* Recorded data:
++++++++++
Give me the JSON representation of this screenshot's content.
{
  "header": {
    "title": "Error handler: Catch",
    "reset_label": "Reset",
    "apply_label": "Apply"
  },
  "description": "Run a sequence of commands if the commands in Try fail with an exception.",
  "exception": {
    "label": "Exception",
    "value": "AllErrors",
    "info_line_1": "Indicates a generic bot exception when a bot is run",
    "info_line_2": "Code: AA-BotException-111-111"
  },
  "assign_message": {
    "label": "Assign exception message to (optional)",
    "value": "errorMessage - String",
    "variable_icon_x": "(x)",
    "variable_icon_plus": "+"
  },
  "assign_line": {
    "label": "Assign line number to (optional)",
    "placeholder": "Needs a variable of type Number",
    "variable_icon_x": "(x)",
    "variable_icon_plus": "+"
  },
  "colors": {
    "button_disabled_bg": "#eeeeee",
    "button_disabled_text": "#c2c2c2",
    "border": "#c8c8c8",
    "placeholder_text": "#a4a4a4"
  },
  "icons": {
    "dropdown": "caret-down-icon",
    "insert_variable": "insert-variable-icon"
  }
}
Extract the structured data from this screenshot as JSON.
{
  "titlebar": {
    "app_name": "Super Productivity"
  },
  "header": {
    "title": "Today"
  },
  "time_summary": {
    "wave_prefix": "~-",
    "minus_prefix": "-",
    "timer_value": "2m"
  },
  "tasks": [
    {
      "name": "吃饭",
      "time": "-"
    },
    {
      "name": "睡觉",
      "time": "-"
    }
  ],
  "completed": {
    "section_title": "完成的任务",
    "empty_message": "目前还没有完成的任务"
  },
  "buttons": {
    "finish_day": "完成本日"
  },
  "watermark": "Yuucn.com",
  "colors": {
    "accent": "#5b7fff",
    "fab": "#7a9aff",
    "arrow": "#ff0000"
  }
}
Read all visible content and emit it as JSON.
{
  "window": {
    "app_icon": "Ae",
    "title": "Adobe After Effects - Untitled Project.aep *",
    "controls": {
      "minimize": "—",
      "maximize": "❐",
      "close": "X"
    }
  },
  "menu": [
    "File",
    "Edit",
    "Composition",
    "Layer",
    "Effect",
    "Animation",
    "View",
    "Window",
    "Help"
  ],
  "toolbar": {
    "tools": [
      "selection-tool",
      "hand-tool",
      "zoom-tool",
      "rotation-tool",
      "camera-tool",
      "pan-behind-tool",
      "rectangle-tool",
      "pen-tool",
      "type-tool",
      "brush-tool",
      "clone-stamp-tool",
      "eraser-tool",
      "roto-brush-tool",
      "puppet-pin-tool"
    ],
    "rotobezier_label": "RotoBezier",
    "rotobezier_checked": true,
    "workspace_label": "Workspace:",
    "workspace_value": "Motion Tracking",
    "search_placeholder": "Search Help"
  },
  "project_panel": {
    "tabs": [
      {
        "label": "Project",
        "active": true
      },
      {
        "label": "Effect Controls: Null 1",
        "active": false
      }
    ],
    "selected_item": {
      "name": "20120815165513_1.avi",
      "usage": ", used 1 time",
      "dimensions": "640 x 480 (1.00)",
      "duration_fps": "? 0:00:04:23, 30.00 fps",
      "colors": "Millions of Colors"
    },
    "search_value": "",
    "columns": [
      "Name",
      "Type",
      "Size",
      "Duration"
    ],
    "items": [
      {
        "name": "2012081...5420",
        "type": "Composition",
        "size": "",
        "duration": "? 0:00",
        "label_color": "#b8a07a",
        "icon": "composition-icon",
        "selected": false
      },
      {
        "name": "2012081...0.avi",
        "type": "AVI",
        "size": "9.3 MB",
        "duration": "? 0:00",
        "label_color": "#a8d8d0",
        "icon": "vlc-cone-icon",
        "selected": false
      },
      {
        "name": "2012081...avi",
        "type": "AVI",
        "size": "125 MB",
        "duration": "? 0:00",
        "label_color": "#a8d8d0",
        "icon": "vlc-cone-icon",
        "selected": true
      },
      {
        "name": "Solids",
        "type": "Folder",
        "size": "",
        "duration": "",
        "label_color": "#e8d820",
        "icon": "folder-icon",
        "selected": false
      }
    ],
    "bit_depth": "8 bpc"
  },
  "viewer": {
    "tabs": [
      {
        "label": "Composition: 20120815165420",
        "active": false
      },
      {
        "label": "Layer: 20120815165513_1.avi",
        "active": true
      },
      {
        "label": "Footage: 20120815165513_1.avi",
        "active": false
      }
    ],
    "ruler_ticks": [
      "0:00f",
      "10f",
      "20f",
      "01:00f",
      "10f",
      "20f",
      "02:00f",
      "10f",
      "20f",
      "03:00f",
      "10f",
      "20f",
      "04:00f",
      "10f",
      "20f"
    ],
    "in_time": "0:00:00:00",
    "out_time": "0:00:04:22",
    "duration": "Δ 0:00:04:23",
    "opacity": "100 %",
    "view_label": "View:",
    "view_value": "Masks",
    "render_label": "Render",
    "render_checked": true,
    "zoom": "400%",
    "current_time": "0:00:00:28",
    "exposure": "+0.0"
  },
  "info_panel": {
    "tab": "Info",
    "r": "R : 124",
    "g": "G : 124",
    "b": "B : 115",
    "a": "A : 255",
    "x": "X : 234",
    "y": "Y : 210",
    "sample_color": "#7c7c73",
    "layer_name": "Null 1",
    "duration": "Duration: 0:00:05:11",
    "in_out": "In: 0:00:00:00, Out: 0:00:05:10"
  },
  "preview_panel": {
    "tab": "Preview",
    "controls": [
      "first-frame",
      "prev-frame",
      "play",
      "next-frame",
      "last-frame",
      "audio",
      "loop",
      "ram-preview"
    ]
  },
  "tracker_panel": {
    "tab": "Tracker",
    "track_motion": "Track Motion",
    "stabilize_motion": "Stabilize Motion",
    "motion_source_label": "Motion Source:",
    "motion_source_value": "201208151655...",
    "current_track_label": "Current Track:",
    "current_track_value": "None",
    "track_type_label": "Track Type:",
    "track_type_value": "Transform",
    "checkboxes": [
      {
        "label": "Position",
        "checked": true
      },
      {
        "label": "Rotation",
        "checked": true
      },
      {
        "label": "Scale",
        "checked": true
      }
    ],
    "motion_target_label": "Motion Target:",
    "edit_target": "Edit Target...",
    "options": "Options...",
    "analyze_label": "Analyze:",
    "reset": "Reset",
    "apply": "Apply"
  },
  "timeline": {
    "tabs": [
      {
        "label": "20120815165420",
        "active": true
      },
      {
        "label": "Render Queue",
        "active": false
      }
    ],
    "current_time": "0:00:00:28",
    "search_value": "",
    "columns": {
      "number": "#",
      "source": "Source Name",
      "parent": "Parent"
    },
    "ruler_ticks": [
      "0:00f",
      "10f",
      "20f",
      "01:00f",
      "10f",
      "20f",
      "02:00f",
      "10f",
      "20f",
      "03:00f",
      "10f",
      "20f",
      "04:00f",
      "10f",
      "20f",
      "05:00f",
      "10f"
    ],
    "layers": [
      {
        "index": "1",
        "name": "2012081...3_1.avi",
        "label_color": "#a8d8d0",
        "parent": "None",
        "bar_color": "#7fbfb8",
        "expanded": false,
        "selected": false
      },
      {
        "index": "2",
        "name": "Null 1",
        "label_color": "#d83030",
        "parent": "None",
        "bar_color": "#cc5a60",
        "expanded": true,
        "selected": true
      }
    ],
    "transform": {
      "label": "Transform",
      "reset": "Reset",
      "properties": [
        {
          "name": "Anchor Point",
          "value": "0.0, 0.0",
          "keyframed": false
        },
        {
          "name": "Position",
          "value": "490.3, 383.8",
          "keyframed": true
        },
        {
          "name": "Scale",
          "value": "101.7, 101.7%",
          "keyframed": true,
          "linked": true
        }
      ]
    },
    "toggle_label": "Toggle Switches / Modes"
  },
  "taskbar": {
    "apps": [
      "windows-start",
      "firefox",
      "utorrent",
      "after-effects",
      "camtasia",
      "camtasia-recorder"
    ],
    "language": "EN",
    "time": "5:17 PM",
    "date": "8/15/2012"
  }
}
++++++++++
* Required work: Identify the lines above that contain the word "screenshot", then copy them.

* Result below:
Give me the JSON representation of this screenshot's content.
Extract the structured data from this screenshot as JSON.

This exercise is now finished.